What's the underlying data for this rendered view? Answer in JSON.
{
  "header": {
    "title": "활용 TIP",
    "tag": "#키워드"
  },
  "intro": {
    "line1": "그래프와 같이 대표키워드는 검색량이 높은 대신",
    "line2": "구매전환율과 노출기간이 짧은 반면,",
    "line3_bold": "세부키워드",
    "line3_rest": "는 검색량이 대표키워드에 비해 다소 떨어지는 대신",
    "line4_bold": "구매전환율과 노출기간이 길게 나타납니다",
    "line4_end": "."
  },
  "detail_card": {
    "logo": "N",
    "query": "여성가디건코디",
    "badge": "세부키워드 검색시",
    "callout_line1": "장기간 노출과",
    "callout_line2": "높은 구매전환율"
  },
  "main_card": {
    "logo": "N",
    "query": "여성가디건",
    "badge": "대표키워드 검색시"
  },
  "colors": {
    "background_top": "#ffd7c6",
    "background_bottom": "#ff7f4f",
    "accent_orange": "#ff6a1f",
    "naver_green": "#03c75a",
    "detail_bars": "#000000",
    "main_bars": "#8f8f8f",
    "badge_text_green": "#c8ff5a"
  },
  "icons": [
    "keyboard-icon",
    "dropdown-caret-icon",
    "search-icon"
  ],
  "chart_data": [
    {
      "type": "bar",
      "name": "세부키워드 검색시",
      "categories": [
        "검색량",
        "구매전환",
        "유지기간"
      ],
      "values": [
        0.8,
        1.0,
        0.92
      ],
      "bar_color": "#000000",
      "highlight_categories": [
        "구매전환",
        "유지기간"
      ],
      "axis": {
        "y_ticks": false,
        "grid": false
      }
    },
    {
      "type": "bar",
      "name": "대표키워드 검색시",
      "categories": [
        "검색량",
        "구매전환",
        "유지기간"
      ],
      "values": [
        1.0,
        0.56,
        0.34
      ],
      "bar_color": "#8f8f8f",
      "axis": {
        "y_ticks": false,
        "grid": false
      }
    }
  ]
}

* * * * *

**Task directions**
Repeat the material above in full, exactly as it stands.

**Final result**
What's the underlying data for this rendered view? Answer in JSON.
{
  "header": {
    "title": "활용 TIP",
    "tag": "#키워드"
  },
  "intro": {
    "line1": "그래프와 같이 대표키워드는 검색량이 높은 대신",
    "line2": "구매전환율과 노출기간이 짧은 반면,",
    "line3_bold": "세부키워드",
    "line3_rest": "는 검색량이 대표키워드에 비해 다소 떨어지는 대신",
    "line4_bold": "구매전환율과 노출기간이 길게 나타납니다",
    "line4_end": "."
  },
  "detail_card": {
    "logo": "N",
    "query": "여성가디건코디",
    "badge": "세부키워드 검색시",
    "callout_line1": "장기간 노출과",
    "callout_line2": "높은 구매전환율"
  },
  "main_card": {
    "logo": "N",
    "query": "여성가디건",
    "badge": "대표키워드 검색시"
  },
  "colors": {
    "background_top": "#ffd7c6",
    "background_bottom": "#ff7f4f",
    "accent_orange": "#ff6a1f",
    "naver_green": "#03c75a",
    "detail_bars": "#000000",
    "main_bars": "#8f8f8f",
    "badge_text_green": "#c8ff5a"
  },
  "icons": [
    "keyboard-icon",
    "dropdown-caret-icon",
    "search-icon"
  ],
  "chart_data": [
    {
      "type": "bar",
      "name": "세부키워드 검색시",
      "categories": [
        "검색량",
        "구매전환",
        "유지기간"
      ],
      "values": [
        0.8,
        1.0,
        0.92
      ],
      "bar_color": "#000000",
      "highlight_categories": [
        "구매전환",
        "유지기간"
      ],
      "axis": {
        "y_ticks": false,
        "grid": false
      }
    },
    {
      "type": "bar",
      "name": "대표키워드 검색시",
      "categories": [
        "검색량",
        "구매전환",
        "유지기간"
      ],
      "values": [
        1.0,
        0.56,
        0.34
      ],
      "bar_color": "#8f8f8f",
      "axis": {
        "y_ticks": false,
        "grid": false
      }
    }
  ]
}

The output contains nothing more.